TASK REQUIREMENTS – Rewrite the lines from the one with "table-cell[interactable]: 32 xyxy=(2,934,38,954)" to the one with "table-button[interactable]: 表格 xyxy=(1704,122,1728,162)", substituting "filter-cell" for "criteria-cell" and changing nothing else.

[Box coordinate listings]

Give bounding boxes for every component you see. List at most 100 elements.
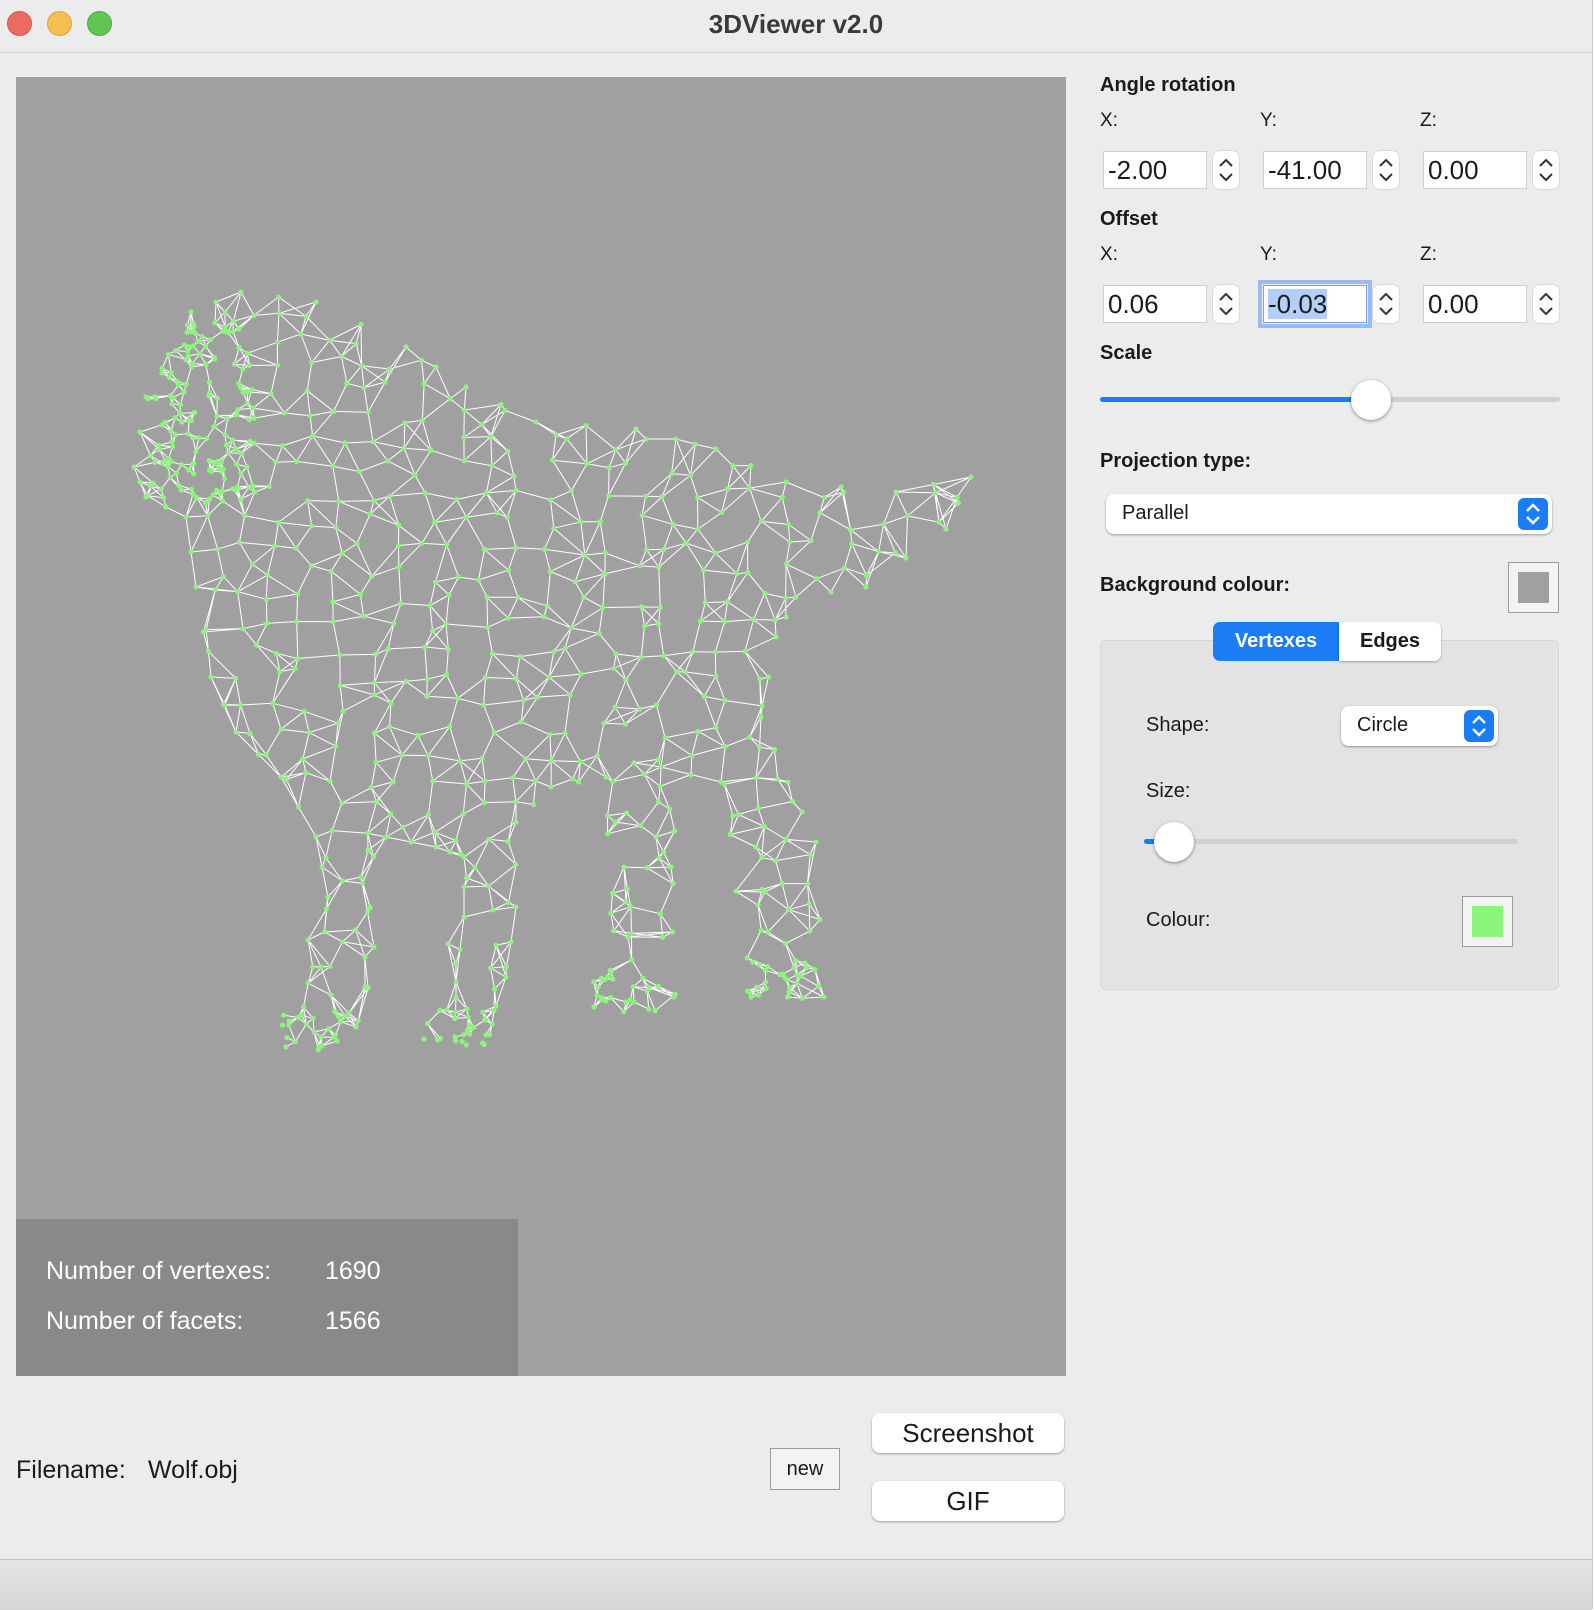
size-slider-handle[interactable] [1153, 822, 1194, 862]
background-colour-swatch [1518, 572, 1549, 603]
offset-x-input[interactable]: 0.06 [1103, 285, 1207, 323]
vertex-point [713, 673, 719, 679]
vertex-point [725, 486, 731, 492]
tab-vertexes[interactable]: Vertexes [1213, 622, 1339, 661]
vertex-point [627, 997, 633, 1003]
vertex-point [358, 874, 364, 880]
vertex-point [755, 806, 762, 812]
angle-z-stepper[interactable] [1533, 151, 1559, 189]
offset-z-input[interactable]: 0.00 [1423, 285, 1527, 323]
vertex-point [235, 406, 241, 413]
vertex-point [611, 928, 617, 934]
vertex-point [713, 550, 719, 556]
vertex-point [804, 881, 811, 887]
vertex-point [672, 828, 678, 834]
vertex-point [668, 864, 674, 870]
vertex-point [195, 338, 201, 344]
vertex-point [804, 965, 810, 971]
vertex-point [447, 723, 453, 730]
angle-x-stepper[interactable] [1213, 151, 1239, 189]
offset-z-stepper[interactable] [1533, 285, 1559, 323]
vertex-point [513, 904, 519, 910]
vertex-point [758, 714, 764, 720]
vertex-point [773, 634, 779, 640]
vertex-point [662, 735, 668, 741]
vertex-point [596, 630, 602, 637]
vertex-point [608, 910, 614, 916]
vertex-point [230, 318, 236, 324]
vertex-point [212, 587, 218, 593]
vertex-point [600, 604, 606, 611]
select-arrows-icon [1518, 498, 1548, 530]
model-viewport[interactable]: Number of vertexes: 1690 Number of facet… [16, 77, 1066, 1376]
vertex-point [955, 500, 962, 506]
vertex-point [821, 495, 827, 501]
vertex-point [608, 995, 614, 1001]
vertex-point [488, 965, 494, 971]
vertex-point [659, 494, 665, 500]
vertex-point [321, 929, 328, 935]
offset-y-input[interactable]: -0.03 [1258, 280, 1372, 328]
vertex-point [746, 989, 752, 995]
angle-y-stepper[interactable] [1373, 151, 1399, 189]
vertex-point [371, 692, 377, 698]
vertex-point [849, 540, 855, 547]
shape-select[interactable]: Circle [1341, 706, 1498, 746]
vertex-point [263, 752, 269, 758]
new-file-button[interactable]: new [770, 1448, 840, 1490]
angle-y-input[interactable]: -41.00 [1263, 151, 1367, 189]
vertex-point [181, 389, 187, 395]
screenshot-button[interactable]: Screenshot [872, 1413, 1064, 1453]
vertex-point [172, 415, 178, 421]
vertex-point [759, 703, 765, 709]
vertex-point [183, 381, 189, 387]
vertex-point [337, 682, 343, 689]
background-colour-button[interactable] [1508, 562, 1559, 613]
vertex-point [173, 470, 179, 476]
filename-value: Wolf.obj [148, 1456, 238, 1484]
vertex-point [169, 444, 176, 450]
vertex-colour-button[interactable] [1462, 896, 1513, 947]
vertex-point [775, 776, 781, 782]
vertex-point [235, 589, 241, 595]
vertex-count-label: Number of vertexes: [46, 1257, 272, 1285]
vertex-point [399, 752, 405, 758]
vertex-point [294, 618, 300, 625]
vertex-point [331, 1034, 337, 1040]
vertex-point [207, 337, 213, 343]
vertex-point [460, 811, 466, 817]
vertex-point [745, 570, 751, 576]
vertex-point [272, 543, 278, 549]
vertex-point [371, 498, 377, 504]
vertex-point [751, 616, 757, 623]
vertex-point [445, 646, 451, 652]
vertex-point [673, 436, 679, 442]
vertex-point [430, 628, 436, 634]
vertex-point [245, 400, 251, 406]
vertex-point [779, 880, 785, 887]
gif-button[interactable]: GIF [872, 1481, 1064, 1521]
offset-y-stepper[interactable] [1373, 285, 1399, 323]
vertex-point [583, 422, 589, 429]
vertex-point [641, 771, 648, 777]
vertex-point [236, 326, 242, 332]
angle-z-input[interactable]: 0.00 [1423, 151, 1527, 189]
vertex-point [190, 435, 196, 441]
vertex-point [240, 366, 246, 372]
vertex-point [549, 457, 556, 463]
vertex-point [304, 388, 310, 394]
vertex-point [610, 779, 616, 785]
vertex-point [369, 573, 375, 579]
offset-x-stepper[interactable] [1213, 285, 1239, 323]
vertex-point [237, 384, 243, 390]
vertex-point [808, 537, 814, 544]
angle-x-input[interactable]: -2.00 [1103, 151, 1207, 189]
vertex-point [147, 452, 153, 459]
projection-type-select[interactable]: Parallel [1106, 494, 1552, 534]
tab-edges[interactable]: Edges [1339, 622, 1441, 661]
model-stats-panel: Number of vertexes: 1690 Number of facet… [16, 1219, 518, 1376]
scale-slider-handle[interactable] [1351, 380, 1392, 420]
vertex-point [607, 967, 613, 973]
size-slider-track[interactable] [1144, 839, 1518, 844]
vertex-point [318, 1034, 324, 1040]
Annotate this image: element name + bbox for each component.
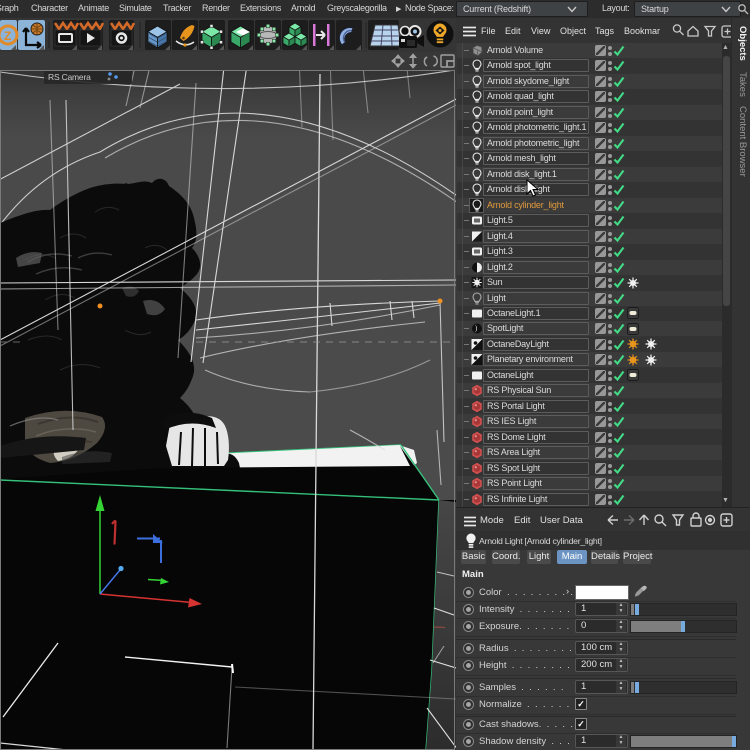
- svg-text:RS Camera: RS Camera: [48, 72, 91, 82]
- svg-text:Z: Z: [4, 29, 11, 43]
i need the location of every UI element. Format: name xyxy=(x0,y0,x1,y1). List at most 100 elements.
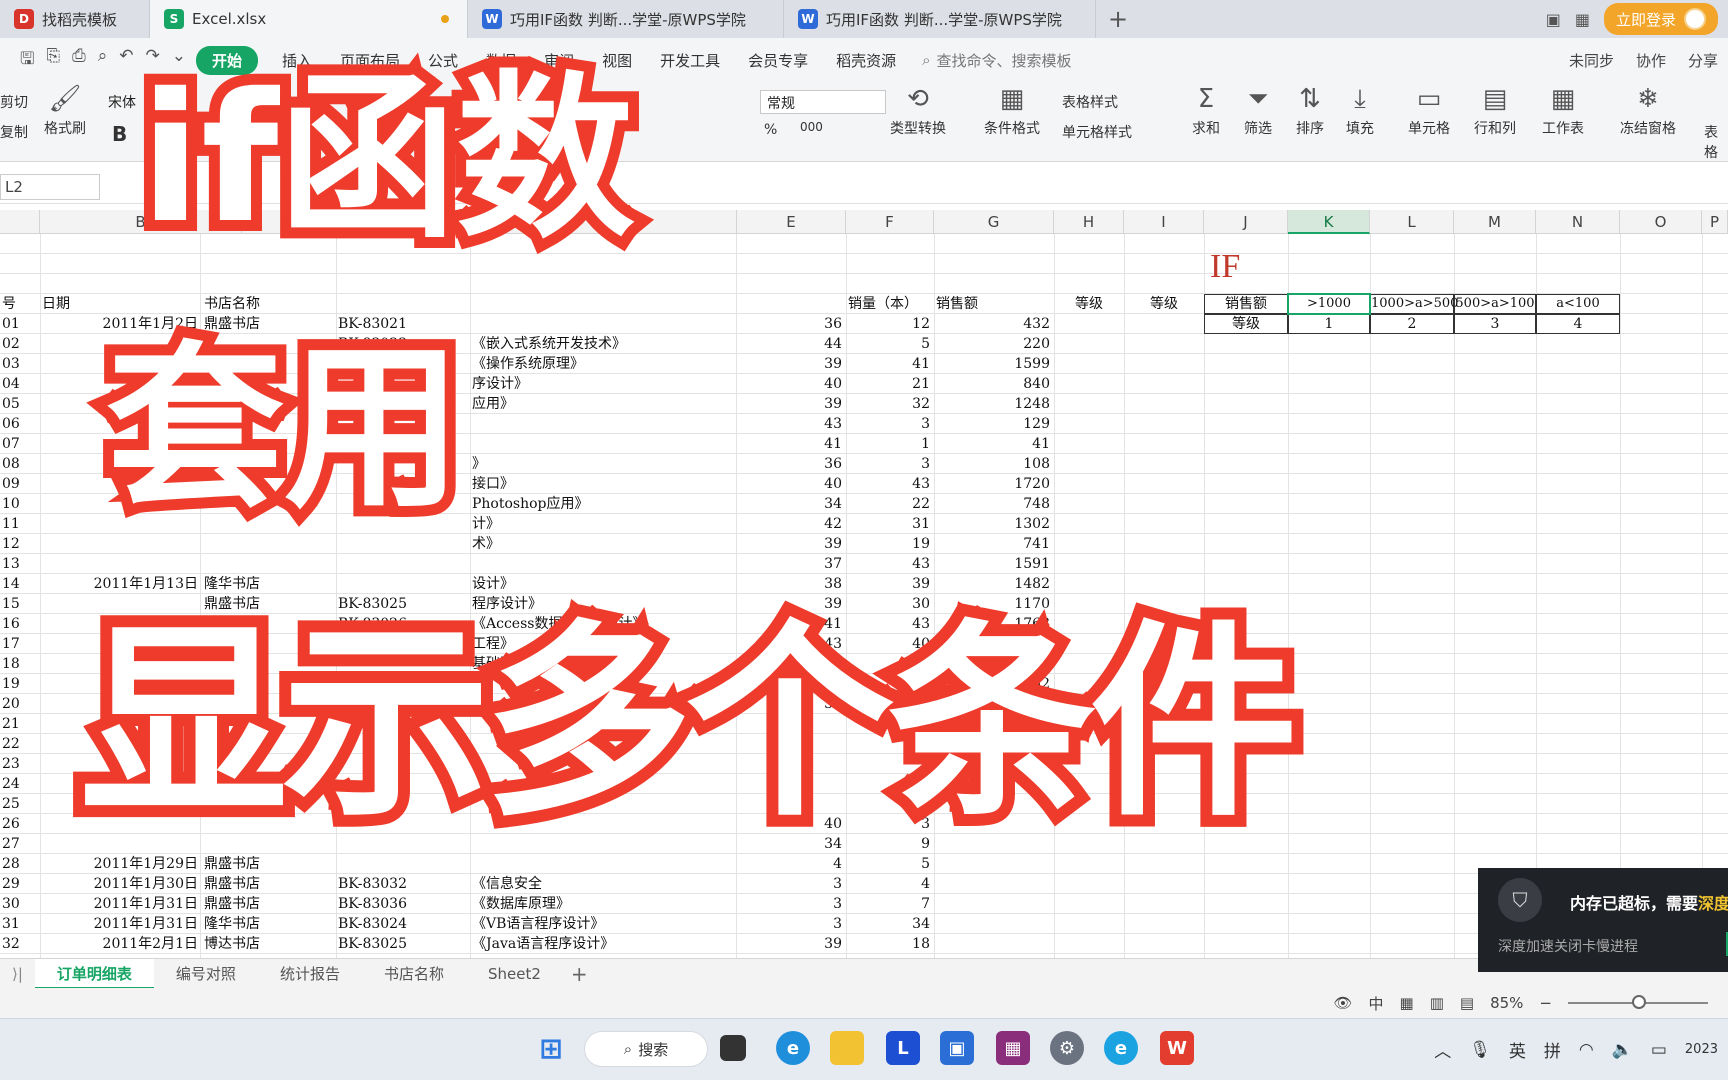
table-cell[interactable]: 32 xyxy=(2,934,38,954)
memory-toast[interactable]: ⛉ 内存已超标，需要深度 深度加速关闭卡慢进程 xyxy=(1478,868,1728,972)
input-method-icon[interactable]: 中 xyxy=(1369,993,1384,1014)
table-cell[interactable]: 5 xyxy=(846,334,930,354)
table-cell[interactable]: 40 xyxy=(736,374,842,394)
table-cell[interactable]: 39 xyxy=(736,394,842,414)
name-box[interactable]: L2 xyxy=(0,174,100,200)
criteria-cell[interactable]: 4 xyxy=(1536,314,1620,334)
table-cell[interactable]: 432 xyxy=(934,314,1050,334)
table-cell[interactable]: 129 xyxy=(934,414,1050,434)
winrar-icon[interactable]: ▦ xyxy=(996,1031,1030,1065)
table-cell[interactable]: 《数据库原理》 xyxy=(472,894,734,914)
sheet-tab-sheet2[interactable]: Sheet2 xyxy=(466,965,563,983)
table-cell[interactable]: 7 xyxy=(846,894,930,914)
sheet-nav-icon[interactable]: ⟩| xyxy=(0,965,35,983)
table-cell[interactable]: 5 xyxy=(846,854,930,874)
menu-developer[interactable]: 开发工具 xyxy=(646,50,734,71)
criteria-cell[interactable]: 销售额 xyxy=(1204,294,1288,314)
edge-icon[interactable]: e xyxy=(776,1031,810,1065)
table-cell[interactable]: 39 xyxy=(736,534,842,554)
table-button[interactable]: 表格 xyxy=(1704,122,1728,162)
thousands-button[interactable]: 000 xyxy=(800,120,823,134)
table-style-button[interactable]: 表格样式 xyxy=(1062,92,1118,112)
number-format-select[interactable]: 常规 xyxy=(760,90,886,114)
tab-docer[interactable]: D 找稻壳模板 xyxy=(0,0,150,38)
table-cell[interactable]: 4 xyxy=(846,874,930,894)
col-header[interactable]: G xyxy=(934,210,1054,234)
table-cell[interactable]: 12 xyxy=(2,534,38,554)
save-icon[interactable]: 🖫 xyxy=(20,46,34,75)
menu-docer-resources[interactable]: 稻壳资源 xyxy=(822,50,910,71)
criteria-cell[interactable]: a<100 xyxy=(1536,294,1620,314)
table-cell[interactable]: 36 xyxy=(736,314,842,334)
table-cell[interactable]: 29 xyxy=(2,874,38,894)
table-cell[interactable]: 1248 xyxy=(934,394,1050,414)
tab-wps-academy-2[interactable]: W 巧用IF函数 判断...学堂-原WPS学院 xyxy=(784,0,1096,38)
settings-gear-icon[interactable]: ⚙ xyxy=(1050,1031,1084,1065)
volume-icon[interactable]: 🔈 xyxy=(1612,1040,1633,1060)
table-cell[interactable]: 隆华书店 xyxy=(204,574,334,594)
taskbar-search[interactable]: ⌕ 搜索 xyxy=(584,1031,708,1067)
table-cell[interactable]: 3 xyxy=(846,414,930,434)
table-cell[interactable]: 23 xyxy=(2,754,38,774)
print-icon[interactable]: ⎙ xyxy=(72,46,86,75)
table-cell[interactable]: 4 xyxy=(736,854,842,874)
cell-button[interactable]: ▭ 单元格 xyxy=(1408,84,1450,138)
table-cell[interactable]: 1302 xyxy=(934,514,1050,534)
table-cell[interactable]: 鼎盛书店 xyxy=(204,894,334,914)
table-cell[interactable]: 1591 xyxy=(934,554,1050,574)
table-cell[interactable]: 《Java语言程序设计》 xyxy=(472,934,734,954)
table-cell[interactable]: 1720 xyxy=(934,474,1050,494)
worksheet-button[interactable]: ▦ 工作表 xyxy=(1542,84,1584,138)
table-cell[interactable]: 博达书店 xyxy=(204,934,334,954)
table-cell[interactable]: 2011年1月30日 xyxy=(42,874,198,894)
table-cell[interactable]: 计》 xyxy=(472,514,734,534)
clock-year[interactable]: 2023 xyxy=(1685,1042,1718,1057)
filter-button[interactable]: ⏷ 筛选 xyxy=(1244,84,1272,138)
col-header[interactable]: E xyxy=(736,210,846,234)
table-cell[interactable]: 21 xyxy=(846,374,930,394)
undo-icon[interactable]: ↶ xyxy=(119,46,133,75)
copy-button[interactable]: 复制 xyxy=(0,122,28,142)
cell-style-button[interactable]: 单元格样式 xyxy=(1062,122,1132,142)
table-cell[interactable]: 14 xyxy=(2,574,38,594)
table-cell[interactable]: 21 xyxy=(2,714,38,734)
table-cell[interactable]: 3 xyxy=(846,454,930,474)
table-cell[interactable]: 鼎盛书店 xyxy=(204,874,334,894)
table-cell[interactable]: 44 xyxy=(736,334,842,354)
table-cell[interactable]: 《信息安全 xyxy=(472,874,734,894)
table-cell[interactable]: 2011年1月13日 xyxy=(42,574,198,594)
table-cell[interactable]: 序设计》 xyxy=(472,374,734,394)
table-cell[interactable]: 26 xyxy=(2,814,38,834)
table-cell[interactable]: 41 xyxy=(736,434,842,454)
table-cell[interactable]: 02 xyxy=(2,334,38,354)
sheet-tab-report[interactable]: 统计报告 xyxy=(258,963,362,984)
table-cell[interactable]: 隆华书店 xyxy=(204,914,334,934)
menu-member[interactable]: 会员专享 xyxy=(734,50,822,71)
table-cell[interactable]: 43 xyxy=(846,554,930,574)
table-cell[interactable]: 《操作系统原理》 xyxy=(472,354,734,374)
table-cell[interactable]: 03 xyxy=(2,354,38,374)
table-cell[interactable]: 19 xyxy=(846,534,930,554)
table-cell[interactable]: 12 xyxy=(846,314,930,334)
criteria-cell[interactable]: 1000>a>500 xyxy=(1370,294,1458,314)
criteria-cell[interactable]: 等级 xyxy=(1204,314,1288,334)
table-cell[interactable]: 41 xyxy=(846,354,930,374)
table-cell[interactable]: 11 xyxy=(2,514,38,534)
table-cell[interactable]: BK-83036 xyxy=(338,894,468,914)
table-cell[interactable]: Photoshop应用》 xyxy=(472,494,734,514)
layout-icon[interactable]: ▣ xyxy=(1546,10,1561,29)
criteria-cell[interactable]: 3 xyxy=(1454,314,1536,334)
table-cell[interactable]: 22 xyxy=(846,494,930,514)
table-cell[interactable]: 40 xyxy=(736,474,842,494)
table-cell[interactable]: 108 xyxy=(934,454,1050,474)
sheet-tab-codes[interactable]: 编号对照 xyxy=(154,963,258,984)
col-header[interactable]: L xyxy=(1370,210,1454,234)
ime-pinyin[interactable]: 拼 xyxy=(1544,1037,1561,1062)
table-cell[interactable]: 37 xyxy=(736,554,842,574)
bold-button[interactable]: B xyxy=(112,122,127,146)
sum-button[interactable]: Σ 求和 xyxy=(1192,84,1220,138)
wps-office-icon[interactable]: W xyxy=(1160,1031,1194,1065)
wifi-icon[interactable]: ◠ xyxy=(1579,1040,1594,1060)
freeze-panes-button[interactable]: ❄ 冻结窗格 xyxy=(1620,84,1676,138)
table-cell[interactable]: 20 xyxy=(2,694,38,714)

SOLVED PROBLEM –
table-cell[interactable]: 32 xyxy=(2,934,38,954)
memory-toast[interactable]: ⛉ 内存已超标，需要深度 深度加速关闭卡慢进程 xyxy=(1478,868,1728,972)
input-method-icon[interactable]: 中 xyxy=(1369,993,1384,1014)
table-cell[interactable]: 5 xyxy=(846,334,930,354)
table-cell[interactable]: 40 xyxy=(736,374,842,394)
table-cell[interactable]: 39 xyxy=(736,394,842,414)
name-box[interactable]: L2 xyxy=(0,174,100,200)
filter-cell[interactable]: 4 xyxy=(1536,314,1620,334)
table-cell[interactable]: 432 xyxy=(934,314,1050,334)
table-cell[interactable]: 129 xyxy=(934,414,1050,434)
winrar-icon[interactable]: ▦ xyxy=(996,1031,1030,1065)
table-cell[interactable]: 《数据库原理》 xyxy=(472,894,734,914)
sheet-tab-sheet2[interactable]: Sheet2 xyxy=(466,965,563,983)
table-cell[interactable]: 7 xyxy=(846,894,930,914)
sheet-nav-icon[interactable]: ⟩| xyxy=(0,965,35,983)
table-cell[interactable]: 5 xyxy=(846,854,930,874)
menu-developer[interactable]: 开发工具 xyxy=(646,50,734,71)
filter-cell[interactable]: 销售额 xyxy=(1204,294,1288,314)
edge-icon[interactable]: e xyxy=(776,1031,810,1065)
table-cell[interactable]: 39 xyxy=(736,534,842,554)
table-button[interactable]: 表格 xyxy=(1704,122,1728,162)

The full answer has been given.